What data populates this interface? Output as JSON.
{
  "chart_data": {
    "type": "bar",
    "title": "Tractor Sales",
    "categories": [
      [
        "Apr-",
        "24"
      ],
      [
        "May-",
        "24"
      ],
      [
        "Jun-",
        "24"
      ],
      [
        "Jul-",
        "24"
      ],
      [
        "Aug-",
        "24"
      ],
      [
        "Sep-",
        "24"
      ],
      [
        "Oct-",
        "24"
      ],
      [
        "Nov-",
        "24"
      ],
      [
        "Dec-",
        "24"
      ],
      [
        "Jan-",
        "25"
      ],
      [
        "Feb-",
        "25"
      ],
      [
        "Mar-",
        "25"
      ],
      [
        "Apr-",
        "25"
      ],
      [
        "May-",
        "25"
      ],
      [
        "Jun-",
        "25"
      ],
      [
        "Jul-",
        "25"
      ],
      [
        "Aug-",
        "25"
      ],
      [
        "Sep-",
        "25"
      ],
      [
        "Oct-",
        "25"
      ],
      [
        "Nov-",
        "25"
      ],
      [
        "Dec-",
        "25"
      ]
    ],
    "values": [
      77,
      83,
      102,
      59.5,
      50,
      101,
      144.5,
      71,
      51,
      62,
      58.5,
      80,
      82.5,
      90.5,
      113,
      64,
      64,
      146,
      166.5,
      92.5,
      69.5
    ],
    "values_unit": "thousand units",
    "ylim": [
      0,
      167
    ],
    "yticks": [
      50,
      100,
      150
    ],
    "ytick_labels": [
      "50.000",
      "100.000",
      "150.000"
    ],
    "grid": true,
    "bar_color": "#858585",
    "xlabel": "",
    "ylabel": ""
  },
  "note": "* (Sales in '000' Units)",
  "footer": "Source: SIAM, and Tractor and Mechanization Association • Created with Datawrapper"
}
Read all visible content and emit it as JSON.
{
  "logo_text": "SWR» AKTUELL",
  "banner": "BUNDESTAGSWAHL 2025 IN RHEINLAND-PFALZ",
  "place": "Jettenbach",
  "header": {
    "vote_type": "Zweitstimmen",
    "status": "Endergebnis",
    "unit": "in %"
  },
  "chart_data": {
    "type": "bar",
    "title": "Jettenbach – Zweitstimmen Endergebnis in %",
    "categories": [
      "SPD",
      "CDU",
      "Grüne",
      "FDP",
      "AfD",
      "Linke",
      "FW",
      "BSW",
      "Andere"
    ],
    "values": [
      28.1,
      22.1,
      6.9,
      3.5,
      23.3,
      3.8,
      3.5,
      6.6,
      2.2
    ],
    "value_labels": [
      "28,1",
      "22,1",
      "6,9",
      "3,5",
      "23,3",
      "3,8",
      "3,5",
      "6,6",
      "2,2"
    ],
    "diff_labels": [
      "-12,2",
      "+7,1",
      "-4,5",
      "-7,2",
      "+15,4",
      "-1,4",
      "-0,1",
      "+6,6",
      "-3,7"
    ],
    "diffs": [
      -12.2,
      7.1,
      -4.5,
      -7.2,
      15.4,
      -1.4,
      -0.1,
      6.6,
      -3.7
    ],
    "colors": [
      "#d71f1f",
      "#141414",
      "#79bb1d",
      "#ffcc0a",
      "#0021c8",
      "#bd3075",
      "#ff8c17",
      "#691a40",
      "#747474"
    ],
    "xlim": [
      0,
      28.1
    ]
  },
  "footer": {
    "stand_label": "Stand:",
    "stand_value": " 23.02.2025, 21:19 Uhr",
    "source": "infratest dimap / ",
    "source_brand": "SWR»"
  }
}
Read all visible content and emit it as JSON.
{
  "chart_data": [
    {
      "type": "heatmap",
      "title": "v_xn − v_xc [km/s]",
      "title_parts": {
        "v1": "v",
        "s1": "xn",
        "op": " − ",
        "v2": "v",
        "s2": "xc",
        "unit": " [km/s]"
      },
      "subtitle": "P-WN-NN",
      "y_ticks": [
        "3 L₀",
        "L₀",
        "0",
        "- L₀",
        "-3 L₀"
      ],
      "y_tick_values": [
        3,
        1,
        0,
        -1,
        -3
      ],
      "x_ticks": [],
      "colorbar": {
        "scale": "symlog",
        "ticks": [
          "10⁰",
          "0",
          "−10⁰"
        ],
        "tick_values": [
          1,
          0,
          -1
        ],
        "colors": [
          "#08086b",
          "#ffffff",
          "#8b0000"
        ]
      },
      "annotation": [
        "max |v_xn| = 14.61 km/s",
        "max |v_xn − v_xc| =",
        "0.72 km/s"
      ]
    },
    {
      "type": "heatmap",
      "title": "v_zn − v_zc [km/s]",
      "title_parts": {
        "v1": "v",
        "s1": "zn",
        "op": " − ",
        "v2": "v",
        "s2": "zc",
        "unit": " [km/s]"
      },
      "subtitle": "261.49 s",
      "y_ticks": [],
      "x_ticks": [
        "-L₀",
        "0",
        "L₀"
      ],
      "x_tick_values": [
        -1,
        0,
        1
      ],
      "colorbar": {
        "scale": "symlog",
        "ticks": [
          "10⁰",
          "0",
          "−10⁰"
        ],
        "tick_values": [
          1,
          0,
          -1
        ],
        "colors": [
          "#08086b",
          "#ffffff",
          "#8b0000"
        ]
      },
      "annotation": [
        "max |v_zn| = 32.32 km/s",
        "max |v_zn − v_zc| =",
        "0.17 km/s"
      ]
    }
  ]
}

*****

Copy out the full listing exactly.

What data populates this interface? Output as JSON.
{
  "chart_data": {
    "type": "bar",
    "title": "Tractor Sales",
    "categories": [
      [
        "Apr-",
        "24"
      ],
      [
        "May-",
        "24"
      ],
      [
        "Jun-",
        "24"
      ],
      [
        "Jul-",
        "24"
      ],
      [
        "Aug-",
        "24"
      ],
      [
        "Sep-",
        "24"
      ],
      [
        "Oct-",
        "24"
      ],
      [
        "Nov-",
        "24"
      ],
      [
        "Dec-",
        "24"
      ],
      [
        "Jan-",
        "25"
      ],
      [
        "Feb-",
        "25"
      ],
      [
        "Mar-",
        "25"
      ],
      [
        "Apr-",
        "25"
      ],
      [
        "May-",
        "25"
      ],
      [
        "Jun-",
        "25"
      ],
      [
        "Jul-",
        "25"
      ],
      [
        "Aug-",
        "25"
      ],
      [
        "Sep-",
        "25"
      ],
      [
        "Oct-",
        "25"
      ],
      [
        "Nov-",
        "25"
      ],
      [
        "Dec-",
        "25"
      ]
    ],
    "values": [
      77,
      83,
      102,
      59.5,
      50,
      101,
      144.5,
      71,
      51,
      62,
      58.5,
      80,
      82.5,
      90.5,
      113,
      64,
      64,
      146,
      166.5,
      92.5,
      69.5
    ],
    "values_unit": "thousand units",
    "ylim": [
      0,
      167
    ],
    "yticks": [
      50,
      100,
      150
    ],
    "ytick_labels": [
      "50.000",
      "100.000",
      "150.000"
    ],
    "grid": true,
    "bar_color": "#858585",
    "xlabel": "",
    "ylabel": ""
  },
  "note": "* (Sales in '000' Units)",
  "footer": "Source: SIAM, and Tractor and Mechanization Association • Created with Datawrapper"
}
Read all visible content and emit it as JSON.
{
  "logo_text": "SWR» AKTUELL",
  "banner": "BUNDESTAGSWAHL 2025 IN RHEINLAND-PFALZ",
  "place": "Jettenbach",
  "header": {
    "vote_type": "Zweitstimmen",
    "status": "Endergebnis",
    "unit": "in %"
  },
  "chart_data": {
    "type": "bar",
    "title": "Jettenbach – Zweitstimmen Endergebnis in %",
    "categories": [
      "SPD",
      "CDU",
      "Grüne",
      "FDP",
      "AfD",
      "Linke",
      "FW",
      "BSW",
      "Andere"
    ],
    "values": [
      28.1,
      22.1,
      6.9,
      3.5,
      23.3,
      3.8,
      3.5,
      6.6,
      2.2
    ],
    "value_labels": [
      "28,1",
      "22,1",
      "6,9",
      "3,5",
      "23,3",
      "3,8",
      "3,5",
      "6,6",
      "2,2"
    ],
    "diff_labels": [
      "-12,2",
      "+7,1",
      "-4,5",
      "-7,2",
      "+15,4",
      "-1,4",
      "-0,1",
      "+6,6",
      "-3,7"
    ],
    "diffs": [
      -12.2,
      7.1,
      -4.5,
      -7.2,
      15.4,
      -1.4,
      -0.1,
      6.6,
      -3.7
    ],
    "colors": [
      "#d71f1f",
      "#141414",
      "#79bb1d",
      "#ffcc0a",
      "#0021c8",
      "#bd3075",
      "#ff8c17",
      "#691a40",
      "#747474"
    ],
    "xlim": [
      0,
      28.1
    ]
  },
  "footer": {
    "stand_label": "Stand:",
    "stand_value": " 23.02.2025, 21:19 Uhr",
    "source": "infratest dimap / ",
    "source_brand": "SWR»"
  }
}
Read all visible content and emit it as JSON.
{
  "chart_data": [
    {
      "type": "heatmap",
      "title": "v_xn − v_xc [km/s]",
      "title_parts": {
        "v1": "v",
        "s1": "xn",
        "op": " − ",
        "v2": "v",
        "s2": "xc",
        "unit": " [km/s]"
      },
      "subtitle": "P-WN-NN",
      "y_ticks": [
        "3 L₀",
        "L₀",
        "0",
        "- L₀",
        "-3 L₀"
      ],
      "y_tick_values": [
        3,
        1,
        0,
        -1,
        -3
      ],
      "x_ticks": [],
      "colorbar": {
        "scale": "symlog",
        "ticks": [
          "10⁰",
          "0",
          "−10⁰"
        ],
        "tick_values": [
          1,
          0,
          -1
        ],
        "colors": [
          "#08086b",
          "#ffffff",
          "#8b0000"
        ]
      },
      "annotation": [
        "max |v_xn| = 14.61 km/s",
        "max |v_xn − v_xc| =",
        "0.72 km/s"
      ]
    },
    {
      "type": "heatmap",
      "title": "v_zn − v_zc [km/s]",
      "title_parts": {
        "v1": "v",
        "s1": "zn",
        "op": " − ",
        "v2": "v",
        "s2": "zc",
        "unit": " [km/s]"
      },
      "subtitle": "261.49 s",
      "y_ticks": [],
      "x_ticks": [
        "-L₀",
        "0",
        "L₀"
      ],
      "x_tick_values": [
        -1,
        0,
        1
      ],
      "colorbar": {
        "scale": "symlog",
        "ticks": [
          "10⁰",
          "0",
          "−10⁰"
        ],
        "tick_values": [
          1,
          0,
          -1
        ],
        "colors": [
          "#08086b",
          "#ffffff",
          "#8b0000"
        ]
      },
      "annotation": [
        "max |v_zn| = 32.32 km/s",
        "max |v_zn − v_zc| =",
        "0.17 km/s"
      ]
    }
  ]
}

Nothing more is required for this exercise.